(Raw records)
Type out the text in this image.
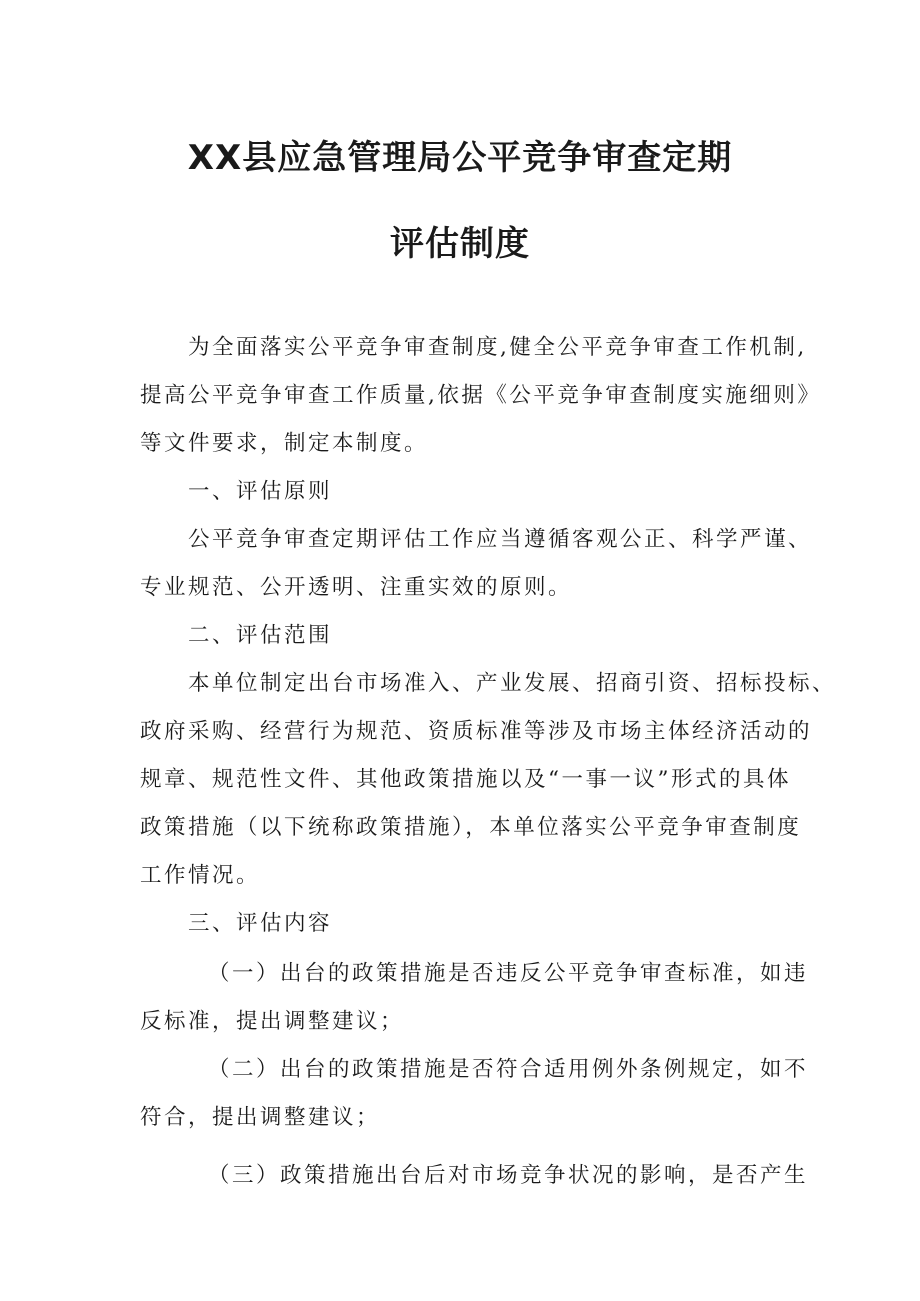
XX县应急管理局公平竞争审查定期
评估制度
为全面落实公平竞争审查制度,健全公平竞争审查工作机制,
提高公平竞争审查工作质量,依据《公平竞争审查制度实施细则》
等文件要求，制定本制度。
一、评估原则
公平竞争审查定期评估工作应当遵循客观公正、科学严谨、
专业规范、公开透明、注重实效的原则。
二、评估范围
本单位制定出台市场准入、产业发展、招商引资、招标投标、
政府采购、经营行为规范、资质标准等涉及市场主体经济活动的
规章、规范性文件、其他政策措施以及“一事一议”形式的具体
政策措施（以下统称政策措施），本单位落实公平竞争审查制度
工作情况。
三、评估内容
（一）出台的政策措施是否违反公平竞争审查标准，如违
反标准，提出调整建议；
（二）出台的政策措施是否符合适用例外条例规定，如不
符合，提出调整建议；
（三）政策措施出台后对市场竞争状况的影响，是否产生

## Your instructions
Write out the entries above verbatim; the pictures do not belong in your copy.

## Written answer
Type out the text in this image.
XX县应急管理局公平竞争审查定期
评估制度
为全面落实公平竞争审查制度,健全公平竞争审查工作机制,
提高公平竞争审查工作质量,依据《公平竞争审查制度实施细则》
等文件要求，制定本制度。
一、评估原则
公平竞争审查定期评估工作应当遵循客观公正、科学严谨、
专业规范、公开透明、注重实效的原则。
二、评估范围
本单位制定出台市场准入、产业发展、招商引资、招标投标、
政府采购、经营行为规范、资质标准等涉及市场主体经济活动的
规章、规范性文件、其他政策措施以及“一事一议”形式的具体
政策措施（以下统称政策措施），本单位落实公平竞争审查制度
工作情况。
三、评估内容
（一）出台的政策措施是否违反公平竞争审查标准，如违
反标准，提出调整建议；
（二）出台的政策措施是否符合适用例外条例规定，如不
符合，提出调整建议；
（三）政策措施出台后对市场竞争状况的影响，是否产生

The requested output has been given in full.